** Exercise objective **
Would you retype all of these records exactly?

Records provided section start

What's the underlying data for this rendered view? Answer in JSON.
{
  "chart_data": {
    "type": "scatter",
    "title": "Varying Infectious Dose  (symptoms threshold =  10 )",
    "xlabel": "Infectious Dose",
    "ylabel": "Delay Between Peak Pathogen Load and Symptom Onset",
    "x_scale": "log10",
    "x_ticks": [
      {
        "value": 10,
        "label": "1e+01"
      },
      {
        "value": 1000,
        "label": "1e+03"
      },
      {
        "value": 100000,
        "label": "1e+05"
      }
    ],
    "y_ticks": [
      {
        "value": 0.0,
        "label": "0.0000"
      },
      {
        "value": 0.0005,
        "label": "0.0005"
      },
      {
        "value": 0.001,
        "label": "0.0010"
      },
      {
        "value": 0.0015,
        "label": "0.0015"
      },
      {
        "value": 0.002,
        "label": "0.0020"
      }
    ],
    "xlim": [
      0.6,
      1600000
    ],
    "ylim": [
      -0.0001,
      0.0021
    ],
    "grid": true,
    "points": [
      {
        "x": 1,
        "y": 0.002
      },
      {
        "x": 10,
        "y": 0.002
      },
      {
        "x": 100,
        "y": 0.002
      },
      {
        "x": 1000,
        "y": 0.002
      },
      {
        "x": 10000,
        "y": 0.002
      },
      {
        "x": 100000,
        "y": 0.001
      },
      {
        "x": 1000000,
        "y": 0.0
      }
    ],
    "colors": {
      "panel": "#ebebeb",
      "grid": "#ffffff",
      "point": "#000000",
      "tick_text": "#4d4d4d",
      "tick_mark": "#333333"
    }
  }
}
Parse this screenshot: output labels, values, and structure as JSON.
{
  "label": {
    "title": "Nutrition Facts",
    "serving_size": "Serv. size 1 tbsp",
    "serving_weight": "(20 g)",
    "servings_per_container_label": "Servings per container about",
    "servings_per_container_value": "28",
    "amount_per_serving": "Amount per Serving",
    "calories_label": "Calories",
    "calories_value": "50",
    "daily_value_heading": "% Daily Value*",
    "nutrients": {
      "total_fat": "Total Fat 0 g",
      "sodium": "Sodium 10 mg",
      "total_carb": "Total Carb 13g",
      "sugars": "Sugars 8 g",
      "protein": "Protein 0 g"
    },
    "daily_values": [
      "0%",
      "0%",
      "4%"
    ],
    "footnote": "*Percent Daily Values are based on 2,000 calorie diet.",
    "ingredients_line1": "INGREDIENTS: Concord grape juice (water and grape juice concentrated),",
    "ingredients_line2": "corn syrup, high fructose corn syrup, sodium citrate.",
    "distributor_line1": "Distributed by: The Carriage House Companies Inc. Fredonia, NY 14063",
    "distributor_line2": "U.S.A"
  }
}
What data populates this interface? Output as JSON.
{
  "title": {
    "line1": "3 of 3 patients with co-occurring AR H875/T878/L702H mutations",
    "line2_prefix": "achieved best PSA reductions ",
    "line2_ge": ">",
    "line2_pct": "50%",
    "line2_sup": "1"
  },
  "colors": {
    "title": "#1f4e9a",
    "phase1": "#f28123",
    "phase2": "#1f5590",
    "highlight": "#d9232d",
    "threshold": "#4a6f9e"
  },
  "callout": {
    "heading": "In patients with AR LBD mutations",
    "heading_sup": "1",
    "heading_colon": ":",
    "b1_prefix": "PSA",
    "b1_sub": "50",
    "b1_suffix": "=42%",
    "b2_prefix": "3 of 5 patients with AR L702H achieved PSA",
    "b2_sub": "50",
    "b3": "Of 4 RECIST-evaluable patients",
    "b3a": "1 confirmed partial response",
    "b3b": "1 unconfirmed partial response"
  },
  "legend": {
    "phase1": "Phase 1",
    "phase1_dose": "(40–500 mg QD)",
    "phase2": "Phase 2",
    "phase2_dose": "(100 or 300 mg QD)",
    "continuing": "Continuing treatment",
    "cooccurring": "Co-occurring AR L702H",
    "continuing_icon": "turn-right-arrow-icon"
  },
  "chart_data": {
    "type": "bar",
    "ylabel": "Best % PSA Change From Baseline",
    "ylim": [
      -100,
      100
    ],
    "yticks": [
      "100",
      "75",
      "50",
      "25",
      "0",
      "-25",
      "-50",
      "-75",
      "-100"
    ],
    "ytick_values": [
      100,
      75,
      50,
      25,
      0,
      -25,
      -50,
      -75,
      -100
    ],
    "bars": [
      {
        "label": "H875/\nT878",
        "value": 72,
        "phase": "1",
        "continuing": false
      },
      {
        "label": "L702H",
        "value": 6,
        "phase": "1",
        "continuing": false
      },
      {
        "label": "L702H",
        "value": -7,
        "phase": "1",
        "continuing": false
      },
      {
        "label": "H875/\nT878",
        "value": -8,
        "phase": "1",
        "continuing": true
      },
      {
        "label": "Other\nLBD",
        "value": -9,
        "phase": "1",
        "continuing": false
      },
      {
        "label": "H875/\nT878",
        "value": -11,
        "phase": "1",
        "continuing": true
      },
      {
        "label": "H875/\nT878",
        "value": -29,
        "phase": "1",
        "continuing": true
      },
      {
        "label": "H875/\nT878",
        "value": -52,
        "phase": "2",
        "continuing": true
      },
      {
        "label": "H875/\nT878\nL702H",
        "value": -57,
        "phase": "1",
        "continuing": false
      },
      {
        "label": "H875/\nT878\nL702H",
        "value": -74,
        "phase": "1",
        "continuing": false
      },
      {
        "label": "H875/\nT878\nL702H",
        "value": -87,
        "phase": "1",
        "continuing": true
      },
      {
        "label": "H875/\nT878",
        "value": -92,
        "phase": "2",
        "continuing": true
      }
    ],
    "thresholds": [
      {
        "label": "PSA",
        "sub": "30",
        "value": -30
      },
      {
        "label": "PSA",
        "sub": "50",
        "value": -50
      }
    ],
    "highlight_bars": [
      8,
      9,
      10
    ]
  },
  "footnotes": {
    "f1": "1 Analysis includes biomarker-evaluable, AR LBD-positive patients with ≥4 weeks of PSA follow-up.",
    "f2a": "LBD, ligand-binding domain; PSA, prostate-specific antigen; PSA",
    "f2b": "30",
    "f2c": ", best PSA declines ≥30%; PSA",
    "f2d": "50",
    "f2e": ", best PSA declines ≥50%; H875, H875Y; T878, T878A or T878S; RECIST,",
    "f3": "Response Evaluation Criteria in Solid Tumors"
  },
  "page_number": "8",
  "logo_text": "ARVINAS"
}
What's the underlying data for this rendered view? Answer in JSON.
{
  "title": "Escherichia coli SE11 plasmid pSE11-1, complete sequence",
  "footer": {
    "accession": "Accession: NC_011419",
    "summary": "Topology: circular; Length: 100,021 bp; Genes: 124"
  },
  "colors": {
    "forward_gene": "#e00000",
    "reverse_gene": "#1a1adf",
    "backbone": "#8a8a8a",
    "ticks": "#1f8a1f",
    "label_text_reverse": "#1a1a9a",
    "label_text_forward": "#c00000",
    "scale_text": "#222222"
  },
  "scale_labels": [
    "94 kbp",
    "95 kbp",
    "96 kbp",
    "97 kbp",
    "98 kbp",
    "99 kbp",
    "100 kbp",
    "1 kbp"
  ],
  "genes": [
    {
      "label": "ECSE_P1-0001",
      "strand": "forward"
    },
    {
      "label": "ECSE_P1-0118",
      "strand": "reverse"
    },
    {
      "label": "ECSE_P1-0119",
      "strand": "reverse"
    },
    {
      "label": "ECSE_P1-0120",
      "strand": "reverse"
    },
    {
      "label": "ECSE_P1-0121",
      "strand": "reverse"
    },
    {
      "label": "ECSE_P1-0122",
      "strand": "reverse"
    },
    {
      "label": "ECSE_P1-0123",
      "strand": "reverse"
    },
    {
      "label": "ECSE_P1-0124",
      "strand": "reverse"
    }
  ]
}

Records provided section end

** Task answer **
What's the underlying data for this rendered view? Answer in JSON.
{
  "chart_data": {
    "type": "scatter",
    "title": "Varying Infectious Dose  (symptoms threshold =  10 )",
    "xlabel": "Infectious Dose",
    "ylabel": "Delay Between Peak Pathogen Load and Symptom Onset",
    "x_scale": "log10",
    "x_ticks": [
      {
        "value": 10,
        "label": "1e+01"
      },
      {
        "value": 1000,
        "label": "1e+03"
      },
      {
        "value": 100000,
        "label": "1e+05"
      }
    ],
    "y_ticks": [
      {
        "value": 0.0,
        "label": "0.0000"
      },
      {
        "value": 0.0005,
        "label": "0.0005"
      },
      {
        "value": 0.001,
        "label": "0.0010"
      },
      {
        "value": 0.0015,
        "label": "0.0015"
      },
      {
        "value": 0.002,
        "label": "0.0020"
      }
    ],
    "xlim": [
      0.6,
      1600000
    ],
    "ylim": [
      -0.0001,
      0.0021
    ],
    "grid": true,
    "points": [
      {
        "x": 1,
        "y": 0.002
      },
      {
        "x": 10,
        "y": 0.002
      },
      {
        "x": 100,
        "y": 0.002
      },
      {
        "x": 1000,
        "y": 0.002
      },
      {
        "x": 10000,
        "y": 0.002
      },
      {
        "x": 100000,
        "y": 0.001
      },
      {
        "x": 1000000,
        "y": 0.0
      }
    ],
    "colors": {
      "panel": "#ebebeb",
      "grid": "#ffffff",
      "point": "#000000",
      "tick_text": "#4d4d4d",
      "tick_mark": "#333333"
    }
  }
}
Parse this screenshot: output labels, values, and structure as JSON.
{
  "label": {
    "title": "Nutrition Facts",
    "serving_size": "Serv. size 1 tbsp",
    "serving_weight": "(20 g)",
    "servings_per_container_label": "Servings per container about",
    "servings_per_container_value": "28",
    "amount_per_serving": "Amount per Serving",
    "calories_label": "Calories",
    "calories_value": "50",
    "daily_value_heading": "% Daily Value*",
    "nutrients": {
      "total_fat": "Total Fat 0 g",
      "sodium": "Sodium 10 mg",
      "total_carb": "Total Carb 13g",
      "sugars": "Sugars 8 g",
      "protein": "Protein 0 g"
    },
    "daily_values": [
      "0%",
      "0%",
      "4%"
    ],
    "footnote": "*Percent Daily Values are based on 2,000 calorie diet.",
    "ingredients_line1": "INGREDIENTS: Concord grape juice (water and grape juice concentrated),",
    "ingredients_line2": "corn syrup, high fructose corn syrup, sodium citrate.",
    "distributor_line1": "Distributed by: The Carriage House Companies Inc. Fredonia, NY 14063",
    "distributor_line2": "U.S.A"
  }
}
What data populates this interface? Output as JSON.
{
  "title": {
    "line1": "3 of 3 patients with co-occurring AR H875/T878/L702H mutations",
    "line2_prefix": "achieved best PSA reductions ",
    "line2_ge": ">",
    "line2_pct": "50%",
    "line2_sup": "1"
  },
  "colors": {
    "title": "#1f4e9a",
    "phase1": "#f28123",
    "phase2": "#1f5590",
    "highlight": "#d9232d",
    "threshold": "#4a6f9e"
  },
  "callout": {
    "heading": "In patients with AR LBD mutations",
    "heading_sup": "1",
    "heading_colon": ":",
    "b1_prefix": "PSA",
    "b1_sub": "50",
    "b1_suffix": "=42%",
    "b2_prefix": "3 of 5 patients with AR L702H achieved PSA",
    "b2_sub": "50",
    "b3": "Of 4 RECIST-evaluable patients",
    "b3a": "1 confirmed partial response",
    "b3b": "1 unconfirmed partial response"
  },
  "legend": {
    "phase1": "Phase 1",
    "phase1_dose": "(40–500 mg QD)",
    "phase2": "Phase 2",
    "phase2_dose": "(100 or 300 mg QD)",
    "continuing": "Continuing treatment",
    "cooccurring": "Co-occurring AR L702H",
    "continuing_icon": "turn-right-arrow-icon"
  },
  "chart_data": {
    "type": "bar",
    "ylabel": "Best % PSA Change From Baseline",
    "ylim": [
      -100,
      100
    ],
    "yticks": [
      "100",
      "75",
      "50",
      "25",
      "0",
      "-25",
      "-50",
      "-75",
      "-100"
    ],
    "ytick_values": [
      100,
      75,
      50,
      25,
      0,
      -25,
      -50,
      -75,
      -100
    ],
    "bars": [
      {
        "label": "H875/\nT878",
        "value": 72,
        "phase": "1",
        "continuing": false
      },
      {
        "label": "L702H",
        "value": 6,
        "phase": "1",
        "continuing": false
      },
      {
        "label": "L702H",
        "value": -7,
        "phase": "1",
        "continuing": false
      },
      {
        "label": "H875/\nT878",
        "value": -8,
        "phase": "1",
        "continuing": true
      },
      {
        "label": "Other\nLBD",
        "value": -9,
        "phase": "1",
        "continuing": false
      },
      {
        "label": "H875/\nT878",
        "value": -11,
        "phase": "1",
        "continuing": true
      },
      {
        "label": "H875/\nT878",
        "value": -29,
        "phase": "1",
        "continuing": true
      },
      {
        "label": "H875/\nT878",
        "value": -52,
        "phase": "2",
        "continuing": true
      },
      {
        "label": "H875/\nT878\nL702H",
        "value": -57,
        "phase": "1",
        "continuing": false
      },
      {
        "label": "H875/\nT878\nL702H",
        "value": -74,
        "phase": "1",
        "continuing": false
      },
      {
        "label": "H875/\nT878\nL702H",
        "value": -87,
        "phase": "1",
        "continuing": true
      },
      {
        "label": "H875/\nT878",
        "value": -92,
        "phase": "2",
        "continuing": true
      }
    ],
    "thresholds": [
      {
        "label": "PSA",
        "sub": "30",
        "value": -30
      },
      {
        "label": "PSA",
        "sub": "50",
        "value": -50
      }
    ],
    "highlight_bars": [
      8,
      9,
      10
    ]
  },
  "footnotes": {
    "f1": "1 Analysis includes biomarker-evaluable, AR LBD-positive patients with ≥4 weeks of PSA follow-up.",
    "f2a": "LBD, ligand-binding domain; PSA, prostate-specific antigen; PSA",
    "f2b": "30",
    "f2c": ", best PSA declines ≥30%; PSA",
    "f2d": "50",
    "f2e": ", best PSA declines ≥50%; H875, H875Y; T878, T878A or T878S; RECIST,",
    "f3": "Response Evaluation Criteria in Solid Tumors"
  },
  "page_number": "8",
  "logo_text": "ARVINAS"
}
What's the underlying data for this rendered view? Answer in JSON.
{
  "title": "Escherichia coli SE11 plasmid pSE11-1, complete sequence",
  "footer": {
    "accession": "Accession: NC_011419",
    "summary": "Topology: circular; Length: 100,021 bp; Genes: 124"
  },
  "colors": {
    "forward_gene": "#e00000",
    "reverse_gene": "#1a1adf",
    "backbone": "#8a8a8a",
    "ticks": "#1f8a1f",
    "label_text_reverse": "#1a1a9a",
    "label_text_forward": "#c00000",
    "scale_text": "#222222"
  },
  "scale_labels": [
    "94 kbp",
    "95 kbp",
    "96 kbp",
    "97 kbp",
    "98 kbp",
    "99 kbp",
    "100 kbp",
    "1 kbp"
  ],
  "genes": [
    {
      "label": "ECSE_P1-0001",
      "strand": "forward"
    },
    {
      "label": "ECSE_P1-0118",
      "strand": "reverse"
    },
    {
      "label": "ECSE_P1-0119",
      "strand": "reverse"
    },
    {
      "label": "ECSE_P1-0120",
      "strand": "reverse"
    },
    {
      "label": "ECSE_P1-0121",
      "strand": "reverse"
    },
    {
      "label": "ECSE_P1-0122",
      "strand": "reverse"
    },
    {
      "label": "ECSE_P1-0123",
      "strand": "reverse"
    },
    {
      "label": "ECSE_P1-0124",
      "strand": "reverse"
    }
  ]
}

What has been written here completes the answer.